- WHAT IS EXPECTED
Your task is to give the data again, exactly, with every line intact.

- RECORDS SUPPLIED
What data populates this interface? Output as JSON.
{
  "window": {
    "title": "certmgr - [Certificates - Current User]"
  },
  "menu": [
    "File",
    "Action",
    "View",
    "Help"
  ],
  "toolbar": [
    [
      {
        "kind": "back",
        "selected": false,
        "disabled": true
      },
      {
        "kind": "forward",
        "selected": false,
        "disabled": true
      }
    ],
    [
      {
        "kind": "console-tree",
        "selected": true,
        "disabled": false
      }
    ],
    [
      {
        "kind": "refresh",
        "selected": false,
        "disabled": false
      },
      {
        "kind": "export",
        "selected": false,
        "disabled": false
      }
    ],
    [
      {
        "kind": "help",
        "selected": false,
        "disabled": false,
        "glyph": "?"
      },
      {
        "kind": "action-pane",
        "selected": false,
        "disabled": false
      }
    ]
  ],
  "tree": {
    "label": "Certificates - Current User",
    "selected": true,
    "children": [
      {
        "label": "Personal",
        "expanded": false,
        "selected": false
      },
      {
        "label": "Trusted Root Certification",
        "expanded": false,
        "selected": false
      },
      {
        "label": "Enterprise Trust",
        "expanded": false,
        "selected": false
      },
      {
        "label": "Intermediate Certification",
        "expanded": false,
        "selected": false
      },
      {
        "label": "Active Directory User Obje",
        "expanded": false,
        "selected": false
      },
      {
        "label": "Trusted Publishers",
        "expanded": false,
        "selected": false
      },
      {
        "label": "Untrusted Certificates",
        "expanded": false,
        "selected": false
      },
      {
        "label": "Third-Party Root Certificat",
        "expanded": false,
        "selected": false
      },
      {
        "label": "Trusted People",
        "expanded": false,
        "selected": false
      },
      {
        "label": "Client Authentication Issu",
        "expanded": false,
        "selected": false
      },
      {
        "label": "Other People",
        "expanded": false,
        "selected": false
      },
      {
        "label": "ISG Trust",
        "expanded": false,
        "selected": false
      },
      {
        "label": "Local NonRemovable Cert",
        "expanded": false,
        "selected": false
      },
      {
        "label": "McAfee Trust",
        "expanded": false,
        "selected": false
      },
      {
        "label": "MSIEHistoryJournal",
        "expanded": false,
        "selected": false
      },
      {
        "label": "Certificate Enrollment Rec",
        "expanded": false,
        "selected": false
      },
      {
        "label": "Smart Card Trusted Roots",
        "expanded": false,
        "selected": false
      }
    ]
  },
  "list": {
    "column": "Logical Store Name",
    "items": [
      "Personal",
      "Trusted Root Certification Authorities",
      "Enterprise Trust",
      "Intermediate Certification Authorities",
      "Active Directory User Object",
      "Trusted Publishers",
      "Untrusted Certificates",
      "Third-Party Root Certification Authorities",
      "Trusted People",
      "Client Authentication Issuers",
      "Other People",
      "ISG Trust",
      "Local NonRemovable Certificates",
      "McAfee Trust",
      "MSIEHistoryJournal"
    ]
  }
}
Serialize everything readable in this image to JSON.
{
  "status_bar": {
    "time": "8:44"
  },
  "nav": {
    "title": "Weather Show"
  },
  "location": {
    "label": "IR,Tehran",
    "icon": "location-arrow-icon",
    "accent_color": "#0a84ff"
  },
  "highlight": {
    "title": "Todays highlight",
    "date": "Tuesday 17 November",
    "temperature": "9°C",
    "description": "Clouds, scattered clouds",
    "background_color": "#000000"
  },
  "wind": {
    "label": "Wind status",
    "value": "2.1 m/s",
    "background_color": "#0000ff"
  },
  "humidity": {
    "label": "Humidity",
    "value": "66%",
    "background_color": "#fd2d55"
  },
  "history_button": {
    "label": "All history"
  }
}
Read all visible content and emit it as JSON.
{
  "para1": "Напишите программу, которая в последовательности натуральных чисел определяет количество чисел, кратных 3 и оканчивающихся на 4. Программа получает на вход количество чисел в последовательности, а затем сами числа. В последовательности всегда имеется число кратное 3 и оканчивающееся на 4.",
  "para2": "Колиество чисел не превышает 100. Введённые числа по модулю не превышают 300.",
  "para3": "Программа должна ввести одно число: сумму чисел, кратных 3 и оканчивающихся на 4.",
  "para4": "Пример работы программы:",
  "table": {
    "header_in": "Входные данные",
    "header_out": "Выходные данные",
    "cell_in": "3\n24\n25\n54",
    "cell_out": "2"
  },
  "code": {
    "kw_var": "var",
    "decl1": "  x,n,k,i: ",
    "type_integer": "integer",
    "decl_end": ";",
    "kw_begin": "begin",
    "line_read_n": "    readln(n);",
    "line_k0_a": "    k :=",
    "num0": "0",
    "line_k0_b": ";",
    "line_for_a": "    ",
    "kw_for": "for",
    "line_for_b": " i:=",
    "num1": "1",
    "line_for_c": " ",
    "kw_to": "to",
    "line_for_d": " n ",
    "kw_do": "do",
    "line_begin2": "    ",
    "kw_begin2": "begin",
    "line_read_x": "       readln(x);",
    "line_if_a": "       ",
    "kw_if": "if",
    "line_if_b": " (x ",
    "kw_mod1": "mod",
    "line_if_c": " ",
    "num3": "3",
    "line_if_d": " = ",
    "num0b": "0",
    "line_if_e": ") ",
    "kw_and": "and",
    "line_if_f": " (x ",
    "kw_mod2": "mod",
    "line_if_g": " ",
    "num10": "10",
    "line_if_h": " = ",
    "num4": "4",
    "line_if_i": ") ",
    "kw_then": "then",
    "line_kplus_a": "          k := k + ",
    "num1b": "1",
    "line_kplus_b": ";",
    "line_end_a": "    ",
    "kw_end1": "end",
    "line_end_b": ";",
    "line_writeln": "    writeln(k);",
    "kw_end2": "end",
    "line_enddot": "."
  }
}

- ANSWER TO THIS PROBLEM
What data populates this interface? Output as JSON.
{
  "window": {
    "title": "certmgr - [Certificates - Current User]"
  },
  "menu": [
    "File",
    "Action",
    "View",
    "Help"
  ],
  "toolbar": [
    [
      {
        "kind": "back",
        "selected": false,
        "disabled": true
      },
      {
        "kind": "forward",
        "selected": false,
        "disabled": true
      }
    ],
    [
      {
        "kind": "console-tree",
        "selected": true,
        "disabled": false
      }
    ],
    [
      {
        "kind": "refresh",
        "selected": false,
        "disabled": false
      },
      {
        "kind": "export",
        "selected": false,
        "disabled": false
      }
    ],
    [
      {
        "kind": "help",
        "selected": false,
        "disabled": false,
        "glyph": "?"
      },
      {
        "kind": "action-pane",
        "selected": false,
        "disabled": false
      }
    ]
  ],
  "tree": {
    "label": "Certificates - Current User",
    "selected": true,
    "children": [
      {
        "label": "Personal",
        "expanded": false,
        "selected": false
      },
      {
        "label": "Trusted Root Certification",
        "expanded": false,
        "selected": false
      },
      {
        "label": "Enterprise Trust",
        "expanded": false,
        "selected": false
      },
      {
        "label": "Intermediate Certification",
        "expanded": false,
        "selected": false
      },
      {
        "label": "Active Directory User Obje",
        "expanded": false,
        "selected": false
      },
      {
        "label": "Trusted Publishers",
        "expanded": false,
        "selected": false
      },
      {
        "label": "Untrusted Certificates",
        "expanded": false,
        "selected": false
      },
      {
        "label": "Third-Party Root Certificat",
        "expanded": false,
        "selected": false
      },
      {
        "label": "Trusted People",
        "expanded": false,
        "selected": false
      },
      {
        "label": "Client Authentication Issu",
        "expanded": false,
        "selected": false
      },
      {
        "label": "Other People",
        "expanded": false,
        "selected": false
      },
      {
        "label": "ISG Trust",
        "expanded": false,
        "selected": false
      },
      {
        "label": "Local NonRemovable Cert",
        "expanded": false,
        "selected": false
      },
      {
        "label": "McAfee Trust",
        "expanded": false,
        "selected": false
      },
      {
        "label": "MSIEHistoryJournal",
        "expanded": false,
        "selected": false
      },
      {
        "label": "Certificate Enrollment Rec",
        "expanded": false,
        "selected": false
      },
      {
        "label": "Smart Card Trusted Roots",
        "expanded": false,
        "selected": false
      }
    ]
  },
  "list": {
    "column": "Logical Store Name",
    "items": [
      "Personal",
      "Trusted Root Certification Authorities",
      "Enterprise Trust",
      "Intermediate Certification Authorities",
      "Active Directory User Object",
      "Trusted Publishers",
      "Untrusted Certificates",
      "Third-Party Root Certification Authorities",
      "Trusted People",
      "Client Authentication Issuers",
      "Other People",
      "ISG Trust",
      "Local NonRemovable Certificates",
      "McAfee Trust",
      "MSIEHistoryJournal"
    ]
  }
}
Serialize everything readable in this image to JSON.
{
  "status_bar": {
    "time": "8:44"
  },
  "nav": {
    "title": "Weather Show"
  },
  "location": {
    "label": "IR,Tehran",
    "icon": "location-arrow-icon",
    "accent_color": "#0a84ff"
  },
  "highlight": {
    "title": "Todays highlight",
    "date": "Tuesday 17 November",
    "temperature": "9°C",
    "description": "Clouds, scattered clouds",
    "background_color": "#000000"
  },
  "wind": {
    "label": "Wind status",
    "value": "2.1 m/s",
    "background_color": "#0000ff"
  },
  "humidity": {
    "label": "Humidity",
    "value": "66%",
    "background_color": "#fd2d55"
  },
  "history_button": {
    "label": "All history"
  }
}
Read all visible content and emit it as JSON.
{
  "para1": "Напишите программу, которая в последовательности натуральных чисел определяет количество чисел, кратных 3 и оканчивающихся на 4. Программа получает на вход количество чисел в последовательности, а затем сами числа. В последовательности всегда имеется число кратное 3 и оканчивающееся на 4.",
  "para2": "Колиество чисел не превышает 100. Введённые числа по модулю не превышают 300.",
  "para3": "Программа должна ввести одно число: сумму чисел, кратных 3 и оканчивающихся на 4.",
  "para4": "Пример работы программы:",
  "table": {
    "header_in": "Входные данные",
    "header_out": "Выходные данные",
    "cell_in": "3\n24\n25\n54",
    "cell_out": "2"
  },
  "code": {
    "kw_var": "var",
    "decl1": "  x,n,k,i: ",
    "type_integer": "integer",
    "decl_end": ";",
    "kw_begin": "begin",
    "line_read_n": "    readln(n);",
    "line_k0_a": "    k :=",
    "num0": "0",
    "line_k0_b": ";",
    "line_for_a": "    ",
    "kw_for": "for",
    "line_for_b": " i:=",
    "num1": "1",
    "line_for_c": " ",
    "kw_to": "to",
    "line_for_d": " n ",
    "kw_do": "do",
    "line_begin2": "    ",
    "kw_begin2": "begin",
    "line_read_x": "       readln(x);",
    "line_if_a": "       ",
    "kw_if": "if",
    "line_if_b": " (x ",
    "kw_mod1": "mod",
    "line_if_c": " ",
    "num3": "3",
    "line_if_d": " = ",
    "num0b": "0",
    "line_if_e": ") ",
    "kw_and": "and",
    "line_if_f": " (x ",
    "kw_mod2": "mod",
    "line_if_g": " ",
    "num10": "10",
    "line_if_h": " = ",
    "num4": "4",
    "line_if_i": ") ",
    "kw_then": "then",
    "line_kplus_a": "          k := k + ",
    "num1b": "1",
    "line_kplus_b": ";",
    "line_end_a": "    ",
    "kw_end1": "end",
    "line_end_b": ";",
    "line_writeln": "    writeln(k);",
    "kw_end2": "end",
    "line_enddot": "."
  }
}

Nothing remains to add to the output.